Exercise instructions >> Take every line from the listing below that includes "keiner" and copy it.

○ ○ ○ ○ ○ ○ ○

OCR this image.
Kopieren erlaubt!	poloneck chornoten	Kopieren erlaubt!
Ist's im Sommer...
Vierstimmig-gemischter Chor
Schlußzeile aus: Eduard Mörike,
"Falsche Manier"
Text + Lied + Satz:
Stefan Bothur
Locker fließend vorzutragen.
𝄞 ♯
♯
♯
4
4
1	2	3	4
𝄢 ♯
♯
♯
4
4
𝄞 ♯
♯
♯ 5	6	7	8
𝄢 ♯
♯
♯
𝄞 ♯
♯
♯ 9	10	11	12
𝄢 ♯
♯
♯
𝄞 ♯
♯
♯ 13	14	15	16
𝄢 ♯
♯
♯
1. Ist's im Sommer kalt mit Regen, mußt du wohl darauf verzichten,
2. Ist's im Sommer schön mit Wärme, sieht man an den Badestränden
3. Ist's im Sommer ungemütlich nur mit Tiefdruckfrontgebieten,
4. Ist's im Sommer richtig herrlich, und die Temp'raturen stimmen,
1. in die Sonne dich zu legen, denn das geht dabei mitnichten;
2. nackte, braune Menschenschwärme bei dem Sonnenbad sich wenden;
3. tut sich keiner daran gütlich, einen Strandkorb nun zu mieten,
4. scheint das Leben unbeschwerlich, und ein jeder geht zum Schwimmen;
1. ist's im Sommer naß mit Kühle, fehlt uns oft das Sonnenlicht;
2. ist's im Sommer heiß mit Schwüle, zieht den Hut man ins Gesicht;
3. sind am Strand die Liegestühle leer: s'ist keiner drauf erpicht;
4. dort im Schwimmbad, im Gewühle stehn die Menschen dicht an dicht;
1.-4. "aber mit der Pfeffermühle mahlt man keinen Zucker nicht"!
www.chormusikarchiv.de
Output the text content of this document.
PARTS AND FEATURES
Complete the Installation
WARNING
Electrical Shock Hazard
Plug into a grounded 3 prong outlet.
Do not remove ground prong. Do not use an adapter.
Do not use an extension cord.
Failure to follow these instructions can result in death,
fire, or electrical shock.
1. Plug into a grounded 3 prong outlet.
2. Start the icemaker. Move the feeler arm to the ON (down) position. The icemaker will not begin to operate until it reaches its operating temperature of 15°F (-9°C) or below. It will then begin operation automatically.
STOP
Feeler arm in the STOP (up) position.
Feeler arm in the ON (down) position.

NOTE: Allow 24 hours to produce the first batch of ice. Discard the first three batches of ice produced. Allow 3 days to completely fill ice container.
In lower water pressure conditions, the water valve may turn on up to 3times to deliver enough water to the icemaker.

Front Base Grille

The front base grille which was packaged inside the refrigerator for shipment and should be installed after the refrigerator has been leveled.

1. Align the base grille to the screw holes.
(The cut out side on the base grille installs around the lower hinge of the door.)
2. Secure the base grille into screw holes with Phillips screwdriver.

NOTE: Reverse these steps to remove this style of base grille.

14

○ ○ ○ ○ ○ ○ ○

Expected answer >>
3. tut sich keiner daran gütlich, einen Strandkorb nun zu mieten,
3. sind am Strand die Liegestühle leer: s'ist keiner drauf erpicht;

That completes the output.